**Exercise prompt:**
The entries below should be transcribed in their entirety, exactly as written.
[start Data for this task]
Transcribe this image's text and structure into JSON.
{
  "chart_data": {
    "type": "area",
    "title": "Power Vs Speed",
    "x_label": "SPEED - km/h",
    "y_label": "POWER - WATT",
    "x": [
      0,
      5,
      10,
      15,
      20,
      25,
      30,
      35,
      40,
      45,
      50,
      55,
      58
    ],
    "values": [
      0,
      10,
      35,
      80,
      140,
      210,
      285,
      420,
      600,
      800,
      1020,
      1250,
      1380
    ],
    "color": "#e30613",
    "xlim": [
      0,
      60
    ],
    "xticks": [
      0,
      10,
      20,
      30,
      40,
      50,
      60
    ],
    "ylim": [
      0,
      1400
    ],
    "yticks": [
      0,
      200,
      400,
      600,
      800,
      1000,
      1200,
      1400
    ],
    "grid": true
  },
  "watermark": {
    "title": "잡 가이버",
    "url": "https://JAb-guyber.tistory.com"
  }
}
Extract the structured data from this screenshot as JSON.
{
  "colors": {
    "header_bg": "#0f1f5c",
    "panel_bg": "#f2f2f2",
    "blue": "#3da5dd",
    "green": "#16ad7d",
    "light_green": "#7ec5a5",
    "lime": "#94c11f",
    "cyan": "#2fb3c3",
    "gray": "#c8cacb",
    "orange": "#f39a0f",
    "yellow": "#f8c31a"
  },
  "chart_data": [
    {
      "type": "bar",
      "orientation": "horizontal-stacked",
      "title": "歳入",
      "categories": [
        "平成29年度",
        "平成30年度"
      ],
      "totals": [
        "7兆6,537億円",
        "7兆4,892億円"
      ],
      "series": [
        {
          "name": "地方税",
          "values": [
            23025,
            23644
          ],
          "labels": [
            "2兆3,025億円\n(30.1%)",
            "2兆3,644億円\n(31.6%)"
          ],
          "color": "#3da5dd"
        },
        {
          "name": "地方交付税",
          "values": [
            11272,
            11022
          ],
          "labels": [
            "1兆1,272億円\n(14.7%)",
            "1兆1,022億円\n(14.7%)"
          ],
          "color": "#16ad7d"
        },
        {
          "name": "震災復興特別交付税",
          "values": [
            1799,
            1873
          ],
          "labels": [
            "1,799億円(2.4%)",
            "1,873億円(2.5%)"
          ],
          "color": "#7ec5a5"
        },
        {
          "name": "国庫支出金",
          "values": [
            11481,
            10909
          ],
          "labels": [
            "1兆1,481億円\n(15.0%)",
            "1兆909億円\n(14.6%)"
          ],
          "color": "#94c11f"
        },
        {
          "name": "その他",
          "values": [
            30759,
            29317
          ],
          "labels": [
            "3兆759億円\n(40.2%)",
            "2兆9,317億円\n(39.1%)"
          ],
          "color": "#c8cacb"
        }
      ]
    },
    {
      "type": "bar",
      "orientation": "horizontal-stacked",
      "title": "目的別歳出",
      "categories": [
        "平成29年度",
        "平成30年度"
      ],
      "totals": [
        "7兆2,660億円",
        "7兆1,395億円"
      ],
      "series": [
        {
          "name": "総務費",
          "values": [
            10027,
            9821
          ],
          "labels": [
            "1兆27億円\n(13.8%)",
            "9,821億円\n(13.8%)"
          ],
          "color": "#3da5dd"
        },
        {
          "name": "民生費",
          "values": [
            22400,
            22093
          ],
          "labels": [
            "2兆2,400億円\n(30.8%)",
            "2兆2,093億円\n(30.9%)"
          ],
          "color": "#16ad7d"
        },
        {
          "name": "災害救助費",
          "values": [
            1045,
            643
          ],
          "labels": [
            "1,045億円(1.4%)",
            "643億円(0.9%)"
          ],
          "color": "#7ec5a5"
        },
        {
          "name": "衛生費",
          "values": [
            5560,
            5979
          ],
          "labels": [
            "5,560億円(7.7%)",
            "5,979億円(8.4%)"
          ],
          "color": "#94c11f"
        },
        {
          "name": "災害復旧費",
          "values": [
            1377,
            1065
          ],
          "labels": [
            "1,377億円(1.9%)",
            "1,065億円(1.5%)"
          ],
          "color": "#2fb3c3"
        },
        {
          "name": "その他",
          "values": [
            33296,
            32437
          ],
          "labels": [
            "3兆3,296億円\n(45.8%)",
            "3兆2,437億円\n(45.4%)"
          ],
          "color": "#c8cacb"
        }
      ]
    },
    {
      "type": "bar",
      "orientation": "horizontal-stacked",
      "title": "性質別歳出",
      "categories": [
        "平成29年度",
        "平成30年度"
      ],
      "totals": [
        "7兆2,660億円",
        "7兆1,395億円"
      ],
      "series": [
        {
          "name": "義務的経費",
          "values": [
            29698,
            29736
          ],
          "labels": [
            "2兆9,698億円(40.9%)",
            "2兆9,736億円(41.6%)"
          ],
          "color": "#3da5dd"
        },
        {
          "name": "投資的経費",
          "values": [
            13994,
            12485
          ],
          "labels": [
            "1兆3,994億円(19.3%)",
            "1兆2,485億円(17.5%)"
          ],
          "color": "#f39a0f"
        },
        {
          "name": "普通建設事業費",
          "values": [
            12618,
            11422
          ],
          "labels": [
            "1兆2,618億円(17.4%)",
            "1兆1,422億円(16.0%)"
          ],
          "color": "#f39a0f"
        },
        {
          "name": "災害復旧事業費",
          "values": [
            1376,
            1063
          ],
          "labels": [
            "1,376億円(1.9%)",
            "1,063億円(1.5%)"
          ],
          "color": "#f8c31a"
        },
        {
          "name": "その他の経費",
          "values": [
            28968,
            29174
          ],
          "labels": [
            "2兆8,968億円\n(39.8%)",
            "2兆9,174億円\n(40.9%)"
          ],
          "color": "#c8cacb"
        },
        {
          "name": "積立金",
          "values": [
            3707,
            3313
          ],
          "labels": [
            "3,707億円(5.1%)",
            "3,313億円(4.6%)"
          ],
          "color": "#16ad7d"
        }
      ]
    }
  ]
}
[end Data for this task]
**Task solution:**
Transcribe this image's text and structure into JSON.
{
  "chart_data": {
    "type": "area",
    "title": "Power Vs Speed",
    "x_label": "SPEED - km/h",
    "y_label": "POWER - WATT",
    "x": [
      0,
      5,
      10,
      15,
      20,
      25,
      30,
      35,
      40,
      45,
      50,
      55,
      58
    ],
    "values": [
      0,
      10,
      35,
      80,
      140,
      210,
      285,
      420,
      600,
      800,
      1020,
      1250,
      1380
    ],
    "color": "#e30613",
    "xlim": [
      0,
      60
    ],
    "xticks": [
      0,
      10,
      20,
      30,
      40,
      50,
      60
    ],
    "ylim": [
      0,
      1400
    ],
    "yticks": [
      0,
      200,
      400,
      600,
      800,
      1000,
      1200,
      1400
    ],
    "grid": true
  },
  "watermark": {
    "title": "잡 가이버",
    "url": "https://JAb-guyber.tistory.com"
  }
}
Extract the structured data from this screenshot as JSON.
{
  "colors": {
    "header_bg": "#0f1f5c",
    "panel_bg": "#f2f2f2",
    "blue": "#3da5dd",
    "green": "#16ad7d",
    "light_green": "#7ec5a5",
    "lime": "#94c11f",
    "cyan": "#2fb3c3",
    "gray": "#c8cacb",
    "orange": "#f39a0f",
    "yellow": "#f8c31a"
  },
  "chart_data": [
    {
      "type": "bar",
      "orientation": "horizontal-stacked",
      "title": "歳入",
      "categories": [
        "平成29年度",
        "平成30年度"
      ],
      "totals": [
        "7兆6,537億円",
        "7兆4,892億円"
      ],
      "series": [
        {
          "name": "地方税",
          "values": [
            23025,
            23644
          ],
          "labels": [
            "2兆3,025億円\n(30.1%)",
            "2兆3,644億円\n(31.6%)"
          ],
          "color": "#3da5dd"
        },
        {
          "name": "地方交付税",
          "values": [
            11272,
            11022
          ],
          "labels": [
            "1兆1,272億円\n(14.7%)",
            "1兆1,022億円\n(14.7%)"
          ],
          "color": "#16ad7d"
        },
        {
          "name": "震災復興特別交付税",
          "values": [
            1799,
            1873
          ],
          "labels": [
            "1,799億円(2.4%)",
            "1,873億円(2.5%)"
          ],
          "color": "#7ec5a5"
        },
        {
          "name": "国庫支出金",
          "values": [
            11481,
            10909
          ],
          "labels": [
            "1兆1,481億円\n(15.0%)",
            "1兆909億円\n(14.6%)"
          ],
          "color": "#94c11f"
        },
        {
          "name": "その他",
          "values": [
            30759,
            29317
          ],
          "labels": [
            "3兆759億円\n(40.2%)",
            "2兆9,317億円\n(39.1%)"
          ],
          "color": "#c8cacb"
        }
      ]
    },
    {
      "type": "bar",
      "orientation": "horizontal-stacked",
      "title": "目的別歳出",
      "categories": [
        "平成29年度",
        "平成30年度"
      ],
      "totals": [
        "7兆2,660億円",
        "7兆1,395億円"
      ],
      "series": [
        {
          "name": "総務費",
          "values": [
            10027,
            9821
          ],
          "labels": [
            "1兆27億円\n(13.8%)",
            "9,821億円\n(13.8%)"
          ],
          "color": "#3da5dd"
        },
        {
          "name": "民生費",
          "values": [
            22400,
            22093
          ],
          "labels": [
            "2兆2,400億円\n(30.8%)",
            "2兆2,093億円\n(30.9%)"
          ],
          "color": "#16ad7d"
        },
        {
          "name": "災害救助費",
          "values": [
            1045,
            643
          ],
          "labels": [
            "1,045億円(1.4%)",
            "643億円(0.9%)"
          ],
          "color": "#7ec5a5"
        },
        {
          "name": "衛生費",
          "values": [
            5560,
            5979
          ],
          "labels": [
            "5,560億円(7.7%)",
            "5,979億円(8.4%)"
          ],
          "color": "#94c11f"
        },
        {
          "name": "災害復旧費",
          "values": [
            1377,
            1065
          ],
          "labels": [
            "1,377億円(1.9%)",
            "1,065億円(1.5%)"
          ],
          "color": "#2fb3c3"
        },
        {
          "name": "その他",
          "values": [
            33296,
            32437
          ],
          "labels": [
            "3兆3,296億円\n(45.8%)",
            "3兆2,437億円\n(45.4%)"
          ],
          "color": "#c8cacb"
        }
      ]
    },
    {
      "type": "bar",
      "orientation": "horizontal-stacked",
      "title": "性質別歳出",
      "categories": [
        "平成29年度",
        "平成30年度"
      ],
      "totals": [
        "7兆2,660億円",
        "7兆1,395億円"
      ],
      "series": [
        {
          "name": "義務的経費",
          "values": [
            29698,
            29736
          ],
          "labels": [
            "2兆9,698億円(40.9%)",
            "2兆9,736億円(41.6%)"
          ],
          "color": "#3da5dd"
        },
        {
          "name": "投資的経費",
          "values": [
            13994,
            12485
          ],
          "labels": [
            "1兆3,994億円(19.3%)",
            "1兆2,485億円(17.5%)"
          ],
          "color": "#f39a0f"
        },
        {
          "name": "普通建設事業費",
          "values": [
            12618,
            11422
          ],
          "labels": [
            "1兆2,618億円(17.4%)",
            "1兆1,422億円(16.0%)"
          ],
          "color": "#f39a0f"
        },
        {
          "name": "災害復旧事業費",
          "values": [
            1376,
            1063
          ],
          "labels": [
            "1,376億円(1.9%)",
            "1,063億円(1.5%)"
          ],
          "color": "#f8c31a"
        },
        {
          "name": "その他の経費",
          "values": [
            28968,
            29174
          ],
          "labels": [
            "2兆8,968億円\n(39.8%)",
            "2兆9,174億円\n(40.9%)"
          ],
          "color": "#c8cacb"
        },
        {
          "name": "積立金",
          "values": [
            3707,
            3313
          ],
          "labels": [
            "3,707億円(5.1%)",
            "3,313億円(4.6%)"
          ],
          "color": "#16ad7d"
        }
      ]
    }
  ]
}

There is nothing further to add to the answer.